All lines holding the string "that" are to be shown.

===== Stored records

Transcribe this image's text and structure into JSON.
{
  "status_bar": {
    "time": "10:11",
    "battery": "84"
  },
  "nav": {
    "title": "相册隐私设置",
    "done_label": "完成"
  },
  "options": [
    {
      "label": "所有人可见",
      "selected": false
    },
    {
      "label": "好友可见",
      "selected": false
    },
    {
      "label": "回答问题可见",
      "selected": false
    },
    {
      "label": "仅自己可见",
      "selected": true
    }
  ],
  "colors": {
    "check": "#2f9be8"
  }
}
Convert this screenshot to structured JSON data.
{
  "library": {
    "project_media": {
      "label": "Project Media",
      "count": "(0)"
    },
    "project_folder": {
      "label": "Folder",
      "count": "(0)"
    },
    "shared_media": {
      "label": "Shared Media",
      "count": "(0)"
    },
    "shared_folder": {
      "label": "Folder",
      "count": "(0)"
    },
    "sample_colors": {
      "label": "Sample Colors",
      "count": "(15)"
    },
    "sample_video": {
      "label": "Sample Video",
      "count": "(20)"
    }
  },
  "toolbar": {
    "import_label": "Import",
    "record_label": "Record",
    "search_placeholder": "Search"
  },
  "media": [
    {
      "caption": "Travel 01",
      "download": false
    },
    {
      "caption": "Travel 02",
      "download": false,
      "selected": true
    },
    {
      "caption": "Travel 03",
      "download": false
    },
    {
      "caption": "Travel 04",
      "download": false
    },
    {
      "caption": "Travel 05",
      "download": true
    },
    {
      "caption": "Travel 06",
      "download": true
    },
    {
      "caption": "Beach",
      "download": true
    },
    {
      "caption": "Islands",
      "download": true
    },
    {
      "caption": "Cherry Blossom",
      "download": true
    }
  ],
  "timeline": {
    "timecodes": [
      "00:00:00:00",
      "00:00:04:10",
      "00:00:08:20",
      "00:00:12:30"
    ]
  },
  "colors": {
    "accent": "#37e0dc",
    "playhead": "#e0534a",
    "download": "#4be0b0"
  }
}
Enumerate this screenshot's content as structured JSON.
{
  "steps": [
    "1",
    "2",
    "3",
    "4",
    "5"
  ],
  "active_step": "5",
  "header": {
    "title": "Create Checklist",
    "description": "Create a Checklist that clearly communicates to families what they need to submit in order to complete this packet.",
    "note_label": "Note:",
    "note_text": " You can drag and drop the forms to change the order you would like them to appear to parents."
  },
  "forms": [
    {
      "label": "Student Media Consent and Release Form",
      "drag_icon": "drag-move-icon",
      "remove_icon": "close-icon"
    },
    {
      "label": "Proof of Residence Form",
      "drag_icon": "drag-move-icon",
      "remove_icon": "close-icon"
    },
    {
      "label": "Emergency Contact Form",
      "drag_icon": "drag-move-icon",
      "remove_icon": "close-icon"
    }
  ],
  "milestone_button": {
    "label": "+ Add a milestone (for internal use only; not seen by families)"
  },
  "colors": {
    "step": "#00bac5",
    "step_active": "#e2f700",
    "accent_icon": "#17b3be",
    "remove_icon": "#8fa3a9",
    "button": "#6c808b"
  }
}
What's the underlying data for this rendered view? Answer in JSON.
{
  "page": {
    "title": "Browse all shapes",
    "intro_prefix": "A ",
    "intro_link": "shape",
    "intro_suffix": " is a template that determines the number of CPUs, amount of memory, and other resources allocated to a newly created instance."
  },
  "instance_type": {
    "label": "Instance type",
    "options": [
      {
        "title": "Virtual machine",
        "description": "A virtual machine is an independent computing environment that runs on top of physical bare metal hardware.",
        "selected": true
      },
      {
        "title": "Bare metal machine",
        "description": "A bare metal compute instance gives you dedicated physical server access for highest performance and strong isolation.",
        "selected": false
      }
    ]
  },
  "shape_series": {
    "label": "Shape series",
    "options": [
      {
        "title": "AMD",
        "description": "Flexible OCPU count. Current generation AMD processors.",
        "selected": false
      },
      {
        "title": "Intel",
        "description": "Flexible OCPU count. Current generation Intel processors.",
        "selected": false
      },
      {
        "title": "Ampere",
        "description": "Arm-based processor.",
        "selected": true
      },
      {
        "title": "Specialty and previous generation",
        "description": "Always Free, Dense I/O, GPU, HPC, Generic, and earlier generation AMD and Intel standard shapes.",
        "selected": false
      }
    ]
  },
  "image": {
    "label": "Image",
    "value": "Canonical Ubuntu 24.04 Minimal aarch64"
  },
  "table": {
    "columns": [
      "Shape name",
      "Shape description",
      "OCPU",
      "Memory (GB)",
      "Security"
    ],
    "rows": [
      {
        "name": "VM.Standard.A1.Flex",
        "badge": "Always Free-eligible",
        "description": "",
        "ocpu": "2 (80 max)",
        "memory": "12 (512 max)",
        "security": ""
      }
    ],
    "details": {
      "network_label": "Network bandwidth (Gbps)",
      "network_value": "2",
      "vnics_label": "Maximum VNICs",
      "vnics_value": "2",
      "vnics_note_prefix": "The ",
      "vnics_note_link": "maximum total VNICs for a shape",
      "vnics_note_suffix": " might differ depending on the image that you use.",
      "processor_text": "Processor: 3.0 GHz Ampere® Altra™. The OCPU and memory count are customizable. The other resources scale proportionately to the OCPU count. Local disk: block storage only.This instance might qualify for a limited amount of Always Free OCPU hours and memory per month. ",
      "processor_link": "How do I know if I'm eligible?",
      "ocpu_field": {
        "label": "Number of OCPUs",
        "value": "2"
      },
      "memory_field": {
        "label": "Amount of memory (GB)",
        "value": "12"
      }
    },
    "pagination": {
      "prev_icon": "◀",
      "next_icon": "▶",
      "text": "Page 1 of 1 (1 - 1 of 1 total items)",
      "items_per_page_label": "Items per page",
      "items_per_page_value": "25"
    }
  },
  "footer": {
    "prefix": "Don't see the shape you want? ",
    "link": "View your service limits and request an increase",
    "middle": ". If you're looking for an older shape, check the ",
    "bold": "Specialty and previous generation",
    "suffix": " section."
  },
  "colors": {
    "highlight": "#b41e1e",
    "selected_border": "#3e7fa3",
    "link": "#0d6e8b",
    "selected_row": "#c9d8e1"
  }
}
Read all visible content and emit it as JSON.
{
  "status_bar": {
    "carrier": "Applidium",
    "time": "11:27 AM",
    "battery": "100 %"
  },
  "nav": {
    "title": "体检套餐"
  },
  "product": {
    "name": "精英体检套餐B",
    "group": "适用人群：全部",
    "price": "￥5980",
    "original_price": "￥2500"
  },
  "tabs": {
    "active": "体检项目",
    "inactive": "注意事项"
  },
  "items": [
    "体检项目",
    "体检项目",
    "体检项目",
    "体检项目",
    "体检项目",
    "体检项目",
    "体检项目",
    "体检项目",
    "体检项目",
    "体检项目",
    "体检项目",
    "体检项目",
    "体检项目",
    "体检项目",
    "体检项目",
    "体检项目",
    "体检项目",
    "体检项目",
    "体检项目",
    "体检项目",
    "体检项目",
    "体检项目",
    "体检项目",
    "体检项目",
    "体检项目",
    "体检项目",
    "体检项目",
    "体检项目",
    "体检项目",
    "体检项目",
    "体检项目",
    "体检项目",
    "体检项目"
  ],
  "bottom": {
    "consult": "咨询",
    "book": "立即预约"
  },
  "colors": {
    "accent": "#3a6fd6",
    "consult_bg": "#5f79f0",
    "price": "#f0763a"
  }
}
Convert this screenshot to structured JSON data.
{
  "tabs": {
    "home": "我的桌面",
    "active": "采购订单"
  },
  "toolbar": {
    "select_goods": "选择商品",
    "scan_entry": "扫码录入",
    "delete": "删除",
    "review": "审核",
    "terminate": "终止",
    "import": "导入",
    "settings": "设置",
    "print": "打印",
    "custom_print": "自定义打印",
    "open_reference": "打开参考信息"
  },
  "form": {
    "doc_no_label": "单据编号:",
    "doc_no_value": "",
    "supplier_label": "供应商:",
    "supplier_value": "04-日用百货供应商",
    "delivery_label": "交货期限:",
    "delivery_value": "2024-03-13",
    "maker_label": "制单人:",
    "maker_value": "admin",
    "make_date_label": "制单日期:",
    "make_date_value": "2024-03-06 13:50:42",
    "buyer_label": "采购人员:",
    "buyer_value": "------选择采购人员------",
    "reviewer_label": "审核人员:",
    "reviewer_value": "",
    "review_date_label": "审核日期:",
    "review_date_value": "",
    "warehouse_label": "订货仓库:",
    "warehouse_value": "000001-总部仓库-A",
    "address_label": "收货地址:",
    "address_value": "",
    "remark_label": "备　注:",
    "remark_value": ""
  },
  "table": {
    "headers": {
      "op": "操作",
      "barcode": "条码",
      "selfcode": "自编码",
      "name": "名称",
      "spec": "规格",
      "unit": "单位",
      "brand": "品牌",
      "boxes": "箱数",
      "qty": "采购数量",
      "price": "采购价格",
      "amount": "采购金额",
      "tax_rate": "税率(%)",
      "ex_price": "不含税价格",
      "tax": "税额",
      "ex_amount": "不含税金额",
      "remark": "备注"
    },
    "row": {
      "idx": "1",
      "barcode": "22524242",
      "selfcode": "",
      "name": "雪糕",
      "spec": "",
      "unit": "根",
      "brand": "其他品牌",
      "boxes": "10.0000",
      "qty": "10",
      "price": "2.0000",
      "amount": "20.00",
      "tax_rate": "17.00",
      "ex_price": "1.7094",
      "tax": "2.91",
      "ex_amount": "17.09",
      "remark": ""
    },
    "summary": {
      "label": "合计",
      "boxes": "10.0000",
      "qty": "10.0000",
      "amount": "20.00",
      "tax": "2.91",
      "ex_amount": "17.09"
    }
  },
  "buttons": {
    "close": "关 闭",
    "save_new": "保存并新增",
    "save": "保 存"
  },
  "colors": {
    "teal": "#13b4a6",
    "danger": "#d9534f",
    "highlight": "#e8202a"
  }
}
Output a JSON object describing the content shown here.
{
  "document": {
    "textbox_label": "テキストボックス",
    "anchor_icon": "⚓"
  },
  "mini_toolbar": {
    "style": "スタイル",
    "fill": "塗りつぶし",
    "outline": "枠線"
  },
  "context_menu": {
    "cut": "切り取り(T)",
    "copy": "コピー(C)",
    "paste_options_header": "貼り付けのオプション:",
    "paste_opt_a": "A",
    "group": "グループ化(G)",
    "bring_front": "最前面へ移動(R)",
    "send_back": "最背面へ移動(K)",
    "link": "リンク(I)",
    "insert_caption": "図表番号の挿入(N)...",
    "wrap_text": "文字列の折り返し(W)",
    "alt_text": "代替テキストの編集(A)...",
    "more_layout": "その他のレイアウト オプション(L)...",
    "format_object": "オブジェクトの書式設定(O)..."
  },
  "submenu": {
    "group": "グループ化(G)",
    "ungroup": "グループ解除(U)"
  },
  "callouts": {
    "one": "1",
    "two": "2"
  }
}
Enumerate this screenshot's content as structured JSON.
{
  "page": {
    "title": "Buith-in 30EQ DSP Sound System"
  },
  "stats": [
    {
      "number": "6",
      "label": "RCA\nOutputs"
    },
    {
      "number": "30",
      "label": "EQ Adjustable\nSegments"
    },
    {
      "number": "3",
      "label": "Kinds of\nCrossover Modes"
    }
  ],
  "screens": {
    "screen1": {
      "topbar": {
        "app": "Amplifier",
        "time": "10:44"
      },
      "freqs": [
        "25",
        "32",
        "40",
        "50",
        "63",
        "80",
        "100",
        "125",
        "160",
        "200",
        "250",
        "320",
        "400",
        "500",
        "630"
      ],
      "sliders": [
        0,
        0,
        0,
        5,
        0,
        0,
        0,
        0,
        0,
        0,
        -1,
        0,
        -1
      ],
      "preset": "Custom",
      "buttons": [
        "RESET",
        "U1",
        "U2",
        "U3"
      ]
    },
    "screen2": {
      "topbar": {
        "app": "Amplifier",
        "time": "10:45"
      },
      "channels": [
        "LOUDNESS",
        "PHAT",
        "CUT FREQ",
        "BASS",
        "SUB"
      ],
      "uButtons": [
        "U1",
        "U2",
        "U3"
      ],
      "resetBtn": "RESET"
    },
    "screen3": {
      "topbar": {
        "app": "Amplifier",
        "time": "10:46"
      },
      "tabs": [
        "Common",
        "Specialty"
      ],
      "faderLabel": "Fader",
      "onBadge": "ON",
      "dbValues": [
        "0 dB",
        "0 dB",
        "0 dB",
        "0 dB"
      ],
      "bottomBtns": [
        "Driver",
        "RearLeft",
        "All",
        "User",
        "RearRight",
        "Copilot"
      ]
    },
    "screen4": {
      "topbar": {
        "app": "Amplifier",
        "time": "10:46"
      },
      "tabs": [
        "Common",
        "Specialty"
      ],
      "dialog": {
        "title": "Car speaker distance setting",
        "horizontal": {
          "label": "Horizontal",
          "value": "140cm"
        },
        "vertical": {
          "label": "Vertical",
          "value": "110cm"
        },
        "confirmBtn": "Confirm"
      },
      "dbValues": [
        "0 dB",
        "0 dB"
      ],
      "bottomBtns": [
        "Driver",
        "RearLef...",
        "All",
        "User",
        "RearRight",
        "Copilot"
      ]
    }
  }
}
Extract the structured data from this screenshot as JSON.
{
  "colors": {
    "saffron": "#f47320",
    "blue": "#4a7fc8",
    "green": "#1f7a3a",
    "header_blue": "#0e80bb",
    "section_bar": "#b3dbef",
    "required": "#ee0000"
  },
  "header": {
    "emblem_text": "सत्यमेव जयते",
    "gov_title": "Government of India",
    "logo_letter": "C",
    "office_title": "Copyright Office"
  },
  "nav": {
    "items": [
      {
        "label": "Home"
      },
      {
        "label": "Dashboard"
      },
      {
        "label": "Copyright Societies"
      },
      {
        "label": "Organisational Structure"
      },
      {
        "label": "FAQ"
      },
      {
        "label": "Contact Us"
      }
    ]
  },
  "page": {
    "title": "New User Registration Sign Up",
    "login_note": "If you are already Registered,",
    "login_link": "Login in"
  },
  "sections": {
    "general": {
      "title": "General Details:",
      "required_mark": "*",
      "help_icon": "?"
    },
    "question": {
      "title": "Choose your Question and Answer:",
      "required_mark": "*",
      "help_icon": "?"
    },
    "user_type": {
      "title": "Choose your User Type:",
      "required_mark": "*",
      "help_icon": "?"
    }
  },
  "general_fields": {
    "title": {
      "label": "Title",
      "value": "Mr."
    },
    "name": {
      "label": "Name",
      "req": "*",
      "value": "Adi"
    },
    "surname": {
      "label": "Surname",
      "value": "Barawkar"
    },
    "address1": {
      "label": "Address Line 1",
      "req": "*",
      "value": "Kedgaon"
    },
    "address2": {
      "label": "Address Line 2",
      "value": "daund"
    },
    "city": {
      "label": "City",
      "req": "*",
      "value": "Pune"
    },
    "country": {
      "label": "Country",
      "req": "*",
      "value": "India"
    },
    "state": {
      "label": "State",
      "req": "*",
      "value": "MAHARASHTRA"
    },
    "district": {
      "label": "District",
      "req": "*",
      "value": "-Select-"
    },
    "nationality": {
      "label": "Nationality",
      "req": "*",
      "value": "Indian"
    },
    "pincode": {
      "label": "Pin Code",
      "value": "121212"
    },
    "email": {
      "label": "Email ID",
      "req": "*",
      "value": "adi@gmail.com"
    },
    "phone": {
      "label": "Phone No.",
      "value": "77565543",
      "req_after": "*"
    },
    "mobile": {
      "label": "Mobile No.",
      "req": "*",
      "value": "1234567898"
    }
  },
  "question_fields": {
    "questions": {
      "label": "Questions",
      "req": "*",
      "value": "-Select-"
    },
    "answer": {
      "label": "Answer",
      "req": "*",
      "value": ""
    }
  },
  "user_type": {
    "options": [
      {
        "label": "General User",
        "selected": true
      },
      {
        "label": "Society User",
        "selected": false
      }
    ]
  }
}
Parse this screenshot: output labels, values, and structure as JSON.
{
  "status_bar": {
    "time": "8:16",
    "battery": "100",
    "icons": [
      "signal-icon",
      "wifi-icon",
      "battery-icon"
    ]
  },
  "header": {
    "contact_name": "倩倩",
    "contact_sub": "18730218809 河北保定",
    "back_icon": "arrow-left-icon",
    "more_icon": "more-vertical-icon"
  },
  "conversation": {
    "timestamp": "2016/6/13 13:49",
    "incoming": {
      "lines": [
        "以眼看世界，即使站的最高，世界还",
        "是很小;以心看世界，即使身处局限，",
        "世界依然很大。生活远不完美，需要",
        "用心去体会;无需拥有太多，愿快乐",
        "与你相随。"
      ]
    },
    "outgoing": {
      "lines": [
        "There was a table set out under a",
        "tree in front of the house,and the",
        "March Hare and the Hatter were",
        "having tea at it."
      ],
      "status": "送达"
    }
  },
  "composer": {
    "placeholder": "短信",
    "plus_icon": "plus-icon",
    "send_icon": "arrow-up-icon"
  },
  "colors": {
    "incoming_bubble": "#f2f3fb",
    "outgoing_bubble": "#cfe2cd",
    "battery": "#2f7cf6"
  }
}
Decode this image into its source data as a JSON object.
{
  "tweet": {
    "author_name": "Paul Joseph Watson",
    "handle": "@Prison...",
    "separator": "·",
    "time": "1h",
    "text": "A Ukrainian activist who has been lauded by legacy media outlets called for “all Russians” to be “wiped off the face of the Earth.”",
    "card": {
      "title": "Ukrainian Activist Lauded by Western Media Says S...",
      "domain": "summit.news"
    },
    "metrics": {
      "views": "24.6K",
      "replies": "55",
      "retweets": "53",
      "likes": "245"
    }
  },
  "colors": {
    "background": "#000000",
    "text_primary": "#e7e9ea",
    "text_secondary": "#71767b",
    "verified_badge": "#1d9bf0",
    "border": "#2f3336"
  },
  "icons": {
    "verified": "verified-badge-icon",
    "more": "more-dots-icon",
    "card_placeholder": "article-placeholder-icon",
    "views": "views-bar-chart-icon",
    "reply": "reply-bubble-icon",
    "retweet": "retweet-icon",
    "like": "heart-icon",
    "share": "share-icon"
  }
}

==========

→ Answer in full
    "description": "Create a Checklist that clearly communicates to families what they need to submit in order to complete this packet.",
    "intro_suffix": " is a template that determines the number of CPUs, amount of memory, and other resources allocated to a newly created instance."
        "description": "A virtual machine is an independent computing environment that runs on top of physical bare metal hardware.",
      "vnics_note_suffix": " might differ depending on the image that you use.",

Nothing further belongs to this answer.